Required action - Every line that holds the word "Jung" needs to be copied from the data below.

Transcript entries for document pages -

*****

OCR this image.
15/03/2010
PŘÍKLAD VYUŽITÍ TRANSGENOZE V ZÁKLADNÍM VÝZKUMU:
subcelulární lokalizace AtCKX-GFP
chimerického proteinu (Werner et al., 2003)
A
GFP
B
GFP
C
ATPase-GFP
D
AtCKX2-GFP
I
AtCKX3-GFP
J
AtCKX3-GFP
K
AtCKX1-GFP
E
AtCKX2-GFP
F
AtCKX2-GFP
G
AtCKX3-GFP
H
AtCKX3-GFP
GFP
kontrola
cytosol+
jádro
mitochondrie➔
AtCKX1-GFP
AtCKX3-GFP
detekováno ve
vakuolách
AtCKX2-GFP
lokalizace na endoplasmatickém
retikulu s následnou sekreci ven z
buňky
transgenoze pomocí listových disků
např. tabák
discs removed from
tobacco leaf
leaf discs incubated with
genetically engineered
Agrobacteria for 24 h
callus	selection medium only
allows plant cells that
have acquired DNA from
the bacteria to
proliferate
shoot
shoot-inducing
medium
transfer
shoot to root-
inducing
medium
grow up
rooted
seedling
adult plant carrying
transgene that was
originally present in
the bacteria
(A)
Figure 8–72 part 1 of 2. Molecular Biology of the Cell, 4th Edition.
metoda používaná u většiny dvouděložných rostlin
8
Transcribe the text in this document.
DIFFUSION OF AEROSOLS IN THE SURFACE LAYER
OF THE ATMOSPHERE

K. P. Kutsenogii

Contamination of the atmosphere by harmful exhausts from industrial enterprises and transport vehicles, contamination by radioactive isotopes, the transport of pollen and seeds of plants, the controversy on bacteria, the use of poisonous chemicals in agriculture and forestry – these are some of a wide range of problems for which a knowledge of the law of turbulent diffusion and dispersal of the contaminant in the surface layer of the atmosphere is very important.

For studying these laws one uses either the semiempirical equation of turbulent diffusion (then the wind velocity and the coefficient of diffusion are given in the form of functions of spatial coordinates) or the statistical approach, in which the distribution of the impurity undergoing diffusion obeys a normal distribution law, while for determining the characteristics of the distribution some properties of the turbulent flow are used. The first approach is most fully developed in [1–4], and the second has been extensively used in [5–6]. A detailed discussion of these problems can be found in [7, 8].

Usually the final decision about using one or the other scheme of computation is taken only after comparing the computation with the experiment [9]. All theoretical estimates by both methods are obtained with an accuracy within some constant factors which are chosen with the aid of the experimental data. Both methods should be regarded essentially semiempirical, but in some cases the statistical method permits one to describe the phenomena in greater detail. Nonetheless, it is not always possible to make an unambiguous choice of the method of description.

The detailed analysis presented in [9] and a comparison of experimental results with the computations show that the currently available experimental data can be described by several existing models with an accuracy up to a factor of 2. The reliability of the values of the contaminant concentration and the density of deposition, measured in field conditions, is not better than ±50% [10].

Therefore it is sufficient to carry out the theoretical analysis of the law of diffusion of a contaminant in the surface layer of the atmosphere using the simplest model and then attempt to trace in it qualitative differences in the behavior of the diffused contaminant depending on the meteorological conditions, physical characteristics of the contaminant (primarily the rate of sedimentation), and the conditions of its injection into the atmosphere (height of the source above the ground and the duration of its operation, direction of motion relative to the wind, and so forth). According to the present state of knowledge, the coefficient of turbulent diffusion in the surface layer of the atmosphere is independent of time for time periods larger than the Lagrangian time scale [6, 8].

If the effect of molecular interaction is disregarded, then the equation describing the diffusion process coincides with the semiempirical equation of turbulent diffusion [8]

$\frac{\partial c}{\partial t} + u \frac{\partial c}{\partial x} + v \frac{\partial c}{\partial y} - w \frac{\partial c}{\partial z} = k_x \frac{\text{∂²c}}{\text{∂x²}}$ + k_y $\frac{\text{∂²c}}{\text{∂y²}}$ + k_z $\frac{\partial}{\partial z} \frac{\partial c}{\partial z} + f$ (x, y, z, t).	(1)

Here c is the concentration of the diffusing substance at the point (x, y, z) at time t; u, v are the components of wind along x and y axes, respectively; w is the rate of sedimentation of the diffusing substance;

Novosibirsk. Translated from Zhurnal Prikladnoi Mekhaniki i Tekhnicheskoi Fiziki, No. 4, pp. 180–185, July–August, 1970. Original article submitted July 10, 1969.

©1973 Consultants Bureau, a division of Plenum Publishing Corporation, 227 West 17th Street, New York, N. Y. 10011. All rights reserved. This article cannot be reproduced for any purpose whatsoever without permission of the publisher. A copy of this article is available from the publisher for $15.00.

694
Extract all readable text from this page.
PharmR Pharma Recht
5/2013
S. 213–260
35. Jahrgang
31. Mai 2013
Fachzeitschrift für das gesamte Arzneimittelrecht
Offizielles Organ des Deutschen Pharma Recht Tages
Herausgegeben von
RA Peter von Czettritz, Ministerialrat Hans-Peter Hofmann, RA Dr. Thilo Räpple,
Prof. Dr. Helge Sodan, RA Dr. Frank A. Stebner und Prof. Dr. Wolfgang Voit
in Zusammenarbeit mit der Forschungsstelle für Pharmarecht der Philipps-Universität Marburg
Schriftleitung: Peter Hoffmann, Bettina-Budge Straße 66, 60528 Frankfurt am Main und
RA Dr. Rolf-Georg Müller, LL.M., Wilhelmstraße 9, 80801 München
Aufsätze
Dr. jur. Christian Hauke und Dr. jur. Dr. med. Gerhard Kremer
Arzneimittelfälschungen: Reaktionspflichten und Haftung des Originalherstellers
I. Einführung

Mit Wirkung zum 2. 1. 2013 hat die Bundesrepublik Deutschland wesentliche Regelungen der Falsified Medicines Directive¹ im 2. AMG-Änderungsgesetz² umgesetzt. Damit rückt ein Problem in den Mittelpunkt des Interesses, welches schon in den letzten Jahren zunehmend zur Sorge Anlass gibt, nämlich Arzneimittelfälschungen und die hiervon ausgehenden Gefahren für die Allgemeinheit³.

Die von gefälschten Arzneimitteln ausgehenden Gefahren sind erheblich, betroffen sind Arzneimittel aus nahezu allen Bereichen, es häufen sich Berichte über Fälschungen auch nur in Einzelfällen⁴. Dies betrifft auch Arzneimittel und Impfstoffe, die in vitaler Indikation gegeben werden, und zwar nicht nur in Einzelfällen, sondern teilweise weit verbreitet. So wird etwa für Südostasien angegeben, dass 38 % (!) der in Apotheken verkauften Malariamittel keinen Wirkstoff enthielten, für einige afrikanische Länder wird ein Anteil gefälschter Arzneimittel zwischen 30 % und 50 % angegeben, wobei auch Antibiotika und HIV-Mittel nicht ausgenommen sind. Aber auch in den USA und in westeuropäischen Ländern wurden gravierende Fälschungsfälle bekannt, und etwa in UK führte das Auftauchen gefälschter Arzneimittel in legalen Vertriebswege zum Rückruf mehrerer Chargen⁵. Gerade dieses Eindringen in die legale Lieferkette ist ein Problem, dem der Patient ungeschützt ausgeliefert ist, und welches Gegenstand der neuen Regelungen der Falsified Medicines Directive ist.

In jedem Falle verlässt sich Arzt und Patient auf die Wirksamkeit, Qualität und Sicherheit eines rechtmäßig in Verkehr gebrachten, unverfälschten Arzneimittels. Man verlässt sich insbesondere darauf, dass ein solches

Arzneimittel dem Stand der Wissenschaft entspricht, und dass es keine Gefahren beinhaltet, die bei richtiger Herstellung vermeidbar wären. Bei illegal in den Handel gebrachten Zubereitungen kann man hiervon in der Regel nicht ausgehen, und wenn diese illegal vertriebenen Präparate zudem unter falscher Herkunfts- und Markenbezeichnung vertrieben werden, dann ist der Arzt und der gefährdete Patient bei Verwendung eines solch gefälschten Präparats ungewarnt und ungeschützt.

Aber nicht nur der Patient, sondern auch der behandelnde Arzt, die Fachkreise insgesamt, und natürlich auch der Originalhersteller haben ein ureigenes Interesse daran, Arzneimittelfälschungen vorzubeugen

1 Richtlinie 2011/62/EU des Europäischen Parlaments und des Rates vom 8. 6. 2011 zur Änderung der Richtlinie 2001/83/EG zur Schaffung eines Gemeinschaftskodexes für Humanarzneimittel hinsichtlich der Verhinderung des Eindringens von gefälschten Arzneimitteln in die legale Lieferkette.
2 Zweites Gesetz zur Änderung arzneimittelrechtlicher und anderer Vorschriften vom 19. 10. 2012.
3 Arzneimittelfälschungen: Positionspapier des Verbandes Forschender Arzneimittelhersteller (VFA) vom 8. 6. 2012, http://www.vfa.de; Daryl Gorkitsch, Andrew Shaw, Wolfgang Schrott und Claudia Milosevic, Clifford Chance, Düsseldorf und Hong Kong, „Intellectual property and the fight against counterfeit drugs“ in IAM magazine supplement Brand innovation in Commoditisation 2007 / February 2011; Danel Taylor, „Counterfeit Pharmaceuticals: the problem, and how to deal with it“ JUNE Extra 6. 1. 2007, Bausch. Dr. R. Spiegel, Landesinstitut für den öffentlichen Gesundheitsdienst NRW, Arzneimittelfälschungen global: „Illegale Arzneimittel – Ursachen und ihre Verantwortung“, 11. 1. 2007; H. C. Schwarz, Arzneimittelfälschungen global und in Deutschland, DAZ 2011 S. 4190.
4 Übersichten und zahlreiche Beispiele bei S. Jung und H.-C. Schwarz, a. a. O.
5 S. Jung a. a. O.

*****

Solution to this problem -
4 Übersichten und zahlreiche Beispiele bei S. Jung und H.-C. Schwarz, a. a. O.
5 S. Jung a. a. O.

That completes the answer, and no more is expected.